**EXERCISE MATERIALS:**
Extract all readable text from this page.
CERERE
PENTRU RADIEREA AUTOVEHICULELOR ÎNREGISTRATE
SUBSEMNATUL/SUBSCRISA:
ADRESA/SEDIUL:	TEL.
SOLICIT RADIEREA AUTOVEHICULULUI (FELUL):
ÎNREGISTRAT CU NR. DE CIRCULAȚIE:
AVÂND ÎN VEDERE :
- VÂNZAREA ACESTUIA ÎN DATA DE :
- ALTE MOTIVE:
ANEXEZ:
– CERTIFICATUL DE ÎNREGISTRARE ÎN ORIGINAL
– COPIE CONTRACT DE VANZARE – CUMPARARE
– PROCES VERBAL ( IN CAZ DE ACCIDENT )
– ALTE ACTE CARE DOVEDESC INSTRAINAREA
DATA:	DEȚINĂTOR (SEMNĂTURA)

**WHAT NEEDS TO BE DONE:**
Reproduce each entry above exactly, keeping every word.

**SOLUTION BELOW:**
Extract all readable text from this page.
CERERE
PENTRU RADIEREA AUTOVEHICULELOR ÎNREGISTRATE
SUBSEMNATUL/SUBSCRISA:
ADRESA/SEDIUL:	TEL.
SOLICIT RADIEREA AUTOVEHICULULUI (FELUL):
ÎNREGISTRAT CU NR. DE CIRCULAȚIE:
AVÂND ÎN VEDERE :
- VÂNZAREA ACESTUIA ÎN DATA DE :
- ALTE MOTIVE:
ANEXEZ:
– CERTIFICATUL DE ÎNREGISTRARE ÎN ORIGINAL
– COPIE CONTRACT DE VANZARE – CUMPARARE
– PROCES VERBAL ( IN CAZ DE ACCIDENT )
– ALTE ACTE CARE DOVEDESC INSTRAINAREA
DATA:	DEȚINĂTOR (SEMNĂTURA)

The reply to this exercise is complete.